_Aim_. Please determine how many lines of the material include the word "train", and respond with nothing but that number.

(Figure record listings)

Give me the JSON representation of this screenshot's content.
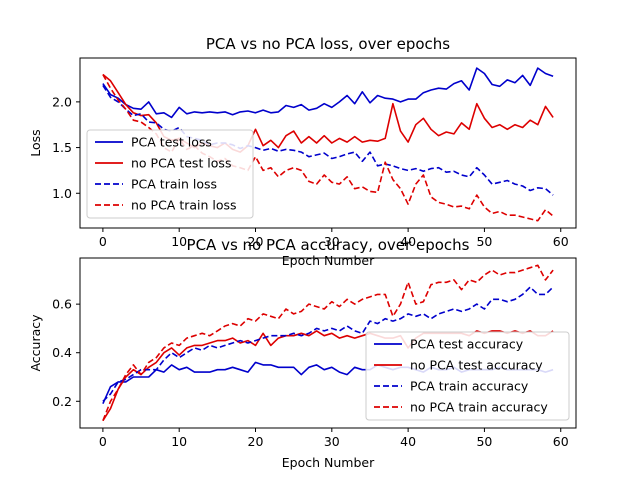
{
  "chart_data": [
    {
      "type": "line",
      "title": "PCA vs no PCA loss, over epochs",
      "xlabel": "Epoch Number",
      "ylabel": "Loss",
      "xlim": [
        -3,
        62
      ],
      "ylim": [
        0.62,
        2.48
      ],
      "xticks": [
        0,
        10,
        20,
        30,
        40,
        50,
        60
      ],
      "yticks": [
        1.0,
        1.5,
        2.0
      ],
      "yticks_labels": [
        "1.0",
        "1.5",
        "2.0"
      ],
      "legend": "lower-left",
      "grid": false,
      "x": [
        0,
        1,
        2,
        3,
        4,
        5,
        6,
        7,
        8,
        9,
        10,
        11,
        12,
        13,
        14,
        15,
        16,
        17,
        18,
        19,
        20,
        21,
        22,
        23,
        24,
        25,
        26,
        27,
        28,
        29,
        30,
        31,
        32,
        33,
        34,
        35,
        36,
        37,
        38,
        39,
        40,
        41,
        42,
        43,
        44,
        45,
        46,
        47,
        48,
        49,
        50,
        51,
        52,
        53,
        54,
        55,
        56,
        57,
        58,
        59
      ],
      "series": [
        {
          "name": "PCA test loss",
          "color": "#0000cc",
          "dash": "solid",
          "values": [
            2.2,
            2.08,
            2.04,
            1.97,
            1.93,
            1.92,
            2.0,
            1.87,
            1.88,
            1.83,
            1.94,
            1.87,
            1.89,
            1.88,
            1.89,
            1.88,
            1.89,
            1.86,
            1.89,
            1.9,
            1.88,
            1.91,
            1.88,
            1.89,
            1.96,
            1.94,
            1.97,
            1.91,
            1.93,
            1.98,
            1.94,
            2.0,
            2.07,
            1.98,
            2.11,
            1.99,
            2.07,
            2.04,
            2.03,
            2.0,
            2.03,
            2.03,
            2.1,
            2.13,
            2.15,
            2.14,
            2.2,
            2.23,
            2.13,
            2.37,
            2.31,
            2.19,
            2.17,
            2.24,
            2.21,
            2.29,
            2.18,
            2.37,
            2.31,
            2.28
          ]
        },
        {
          "name": "no PCA test loss",
          "color": "#dd0000",
          "dash": "solid",
          "values": [
            2.3,
            2.23,
            2.1,
            1.97,
            1.88,
            1.85,
            1.86,
            1.77,
            1.62,
            1.58,
            1.6,
            1.55,
            1.5,
            1.55,
            1.52,
            1.5,
            1.55,
            1.48,
            1.45,
            1.52,
            1.7,
            1.52,
            1.58,
            1.5,
            1.63,
            1.68,
            1.55,
            1.62,
            1.55,
            1.63,
            1.55,
            1.6,
            1.56,
            1.62,
            1.56,
            1.58,
            1.57,
            1.6,
            1.98,
            1.68,
            1.56,
            1.75,
            1.82,
            1.7,
            1.63,
            1.67,
            1.65,
            1.77,
            1.7,
            1.98,
            1.82,
            1.72,
            1.75,
            1.7,
            1.75,
            1.72,
            1.8,
            1.75,
            1.95,
            1.83
          ]
        },
        {
          "name": "PCA train loss",
          "color": "#0000cc",
          "dash": "dashed",
          "values": [
            2.18,
            2.05,
            2.0,
            1.92,
            1.85,
            1.87,
            1.78,
            1.77,
            1.7,
            1.68,
            1.72,
            1.62,
            1.6,
            1.58,
            1.53,
            1.55,
            1.55,
            1.53,
            1.49,
            1.52,
            1.5,
            1.47,
            1.49,
            1.46,
            1.48,
            1.47,
            1.45,
            1.4,
            1.42,
            1.44,
            1.38,
            1.4,
            1.43,
            1.45,
            1.35,
            1.45,
            1.3,
            1.32,
            1.3,
            1.27,
            1.25,
            1.27,
            1.24,
            1.27,
            1.28,
            1.23,
            1.24,
            1.2,
            1.18,
            1.28,
            1.2,
            1.1,
            1.12,
            1.14,
            1.1,
            1.08,
            1.03,
            1.06,
            1.05,
            0.98
          ]
        },
        {
          "name": "no PCA train loss",
          "color": "#dd0000",
          "dash": "dashed",
          "values": [
            2.3,
            2.15,
            2.02,
            1.92,
            1.8,
            1.78,
            1.72,
            1.65,
            1.5,
            1.45,
            1.6,
            1.48,
            1.52,
            1.44,
            1.4,
            1.35,
            1.38,
            1.3,
            1.28,
            1.25,
            1.4,
            1.25,
            1.28,
            1.18,
            1.25,
            1.28,
            1.25,
            1.13,
            1.1,
            1.2,
            1.12,
            1.1,
            1.18,
            1.05,
            1.07,
            1.02,
            1.01,
            1.34,
            1.15,
            1.05,
            0.88,
            1.1,
            1.2,
            0.96,
            0.9,
            0.88,
            0.85,
            0.86,
            0.83,
            0.98,
            0.85,
            0.78,
            0.8,
            0.76,
            0.76,
            0.74,
            0.72,
            0.7,
            0.82,
            0.75
          ]
        }
      ]
    },
    {
      "type": "line",
      "title": "PCA vs no PCA accuracy, over epochs",
      "xlabel": "Epoch Number",
      "ylabel": "Accuracy",
      "xlim": [
        -3,
        62
      ],
      "ylim": [
        0.09,
        0.79
      ],
      "xticks": [
        0,
        10,
        20,
        30,
        40,
        50,
        60
      ],
      "yticks": [
        0.2,
        0.4,
        0.6
      ],
      "yticks_labels": [
        "0.2",
        "0.4",
        "0.6"
      ],
      "legend": "lower-right",
      "grid": false,
      "x": [
        0,
        1,
        2,
        3,
        4,
        5,
        6,
        7,
        8,
        9,
        10,
        11,
        12,
        13,
        14,
        15,
        16,
        17,
        18,
        19,
        20,
        21,
        22,
        23,
        24,
        25,
        26,
        27,
        28,
        29,
        30,
        31,
        32,
        33,
        34,
        35,
        36,
        37,
        38,
        39,
        40,
        41,
        42,
        43,
        44,
        45,
        46,
        47,
        48,
        49,
        50,
        51,
        52,
        53,
        54,
        55,
        56,
        57,
        58,
        59
      ],
      "series": [
        {
          "name": "PCA test accuracy",
          "color": "#0000cc",
          "dash": "solid",
          "values": [
            0.19,
            0.26,
            0.28,
            0.28,
            0.3,
            0.3,
            0.3,
            0.33,
            0.32,
            0.35,
            0.33,
            0.34,
            0.32,
            0.32,
            0.32,
            0.33,
            0.33,
            0.34,
            0.33,
            0.32,
            0.36,
            0.35,
            0.35,
            0.34,
            0.34,
            0.34,
            0.31,
            0.34,
            0.35,
            0.33,
            0.34,
            0.32,
            0.31,
            0.34,
            0.33,
            0.33,
            0.35,
            0.34,
            0.33,
            0.34,
            0.34,
            0.33,
            0.32,
            0.34,
            0.33,
            0.33,
            0.34,
            0.32,
            0.33,
            0.33,
            0.33,
            0.33,
            0.34,
            0.33,
            0.33,
            0.33,
            0.33,
            0.33,
            0.32,
            0.33
          ]
        },
        {
          "name": "no PCA test accuracy",
          "color": "#dd0000",
          "dash": "solid",
          "values": [
            0.12,
            0.17,
            0.25,
            0.3,
            0.33,
            0.31,
            0.34,
            0.36,
            0.4,
            0.42,
            0.39,
            0.42,
            0.43,
            0.43,
            0.44,
            0.45,
            0.45,
            0.46,
            0.44,
            0.45,
            0.43,
            0.48,
            0.43,
            0.46,
            0.47,
            0.47,
            0.48,
            0.47,
            0.49,
            0.47,
            0.48,
            0.46,
            0.47,
            0.46,
            0.47,
            0.48,
            0.47,
            0.46,
            0.46,
            0.47,
            0.42,
            0.46,
            0.48,
            0.48,
            0.48,
            0.48,
            0.48,
            0.48,
            0.47,
            0.49,
            0.48,
            0.49,
            0.49,
            0.48,
            0.49,
            0.48,
            0.49,
            0.47,
            0.47,
            0.49
          ]
        },
        {
          "name": "PCA train accuracy",
          "color": "#0000cc",
          "dash": "dashed",
          "values": [
            0.2,
            0.23,
            0.28,
            0.29,
            0.31,
            0.33,
            0.33,
            0.33,
            0.37,
            0.4,
            0.38,
            0.4,
            0.42,
            0.41,
            0.43,
            0.42,
            0.43,
            0.44,
            0.45,
            0.44,
            0.45,
            0.46,
            0.47,
            0.47,
            0.47,
            0.48,
            0.47,
            0.48,
            0.5,
            0.49,
            0.5,
            0.49,
            0.51,
            0.49,
            0.48,
            0.53,
            0.52,
            0.54,
            0.53,
            0.54,
            0.56,
            0.55,
            0.56,
            0.54,
            0.56,
            0.57,
            0.58,
            0.57,
            0.58,
            0.6,
            0.58,
            0.62,
            0.62,
            0.61,
            0.62,
            0.64,
            0.67,
            0.64,
            0.64,
            0.67
          ]
        },
        {
          "name": "no PCA train accuracy",
          "color": "#dd0000",
          "dash": "dashed",
          "values": [
            0.12,
            0.2,
            0.25,
            0.31,
            0.35,
            0.31,
            0.36,
            0.38,
            0.42,
            0.44,
            0.43,
            0.46,
            0.47,
            0.48,
            0.47,
            0.49,
            0.51,
            0.52,
            0.51,
            0.54,
            0.53,
            0.56,
            0.55,
            0.54,
            0.58,
            0.56,
            0.57,
            0.6,
            0.59,
            0.58,
            0.61,
            0.59,
            0.62,
            0.6,
            0.62,
            0.63,
            0.64,
            0.64,
            0.55,
            0.6,
            0.69,
            0.6,
            0.61,
            0.68,
            0.69,
            0.69,
            0.7,
            0.66,
            0.7,
            0.69,
            0.72,
            0.74,
            0.72,
            0.73,
            0.73,
            0.74,
            0.75,
            0.76,
            0.7,
            0.74
          ]
        }
      ]
    }
  ]
}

_Task answer_. 4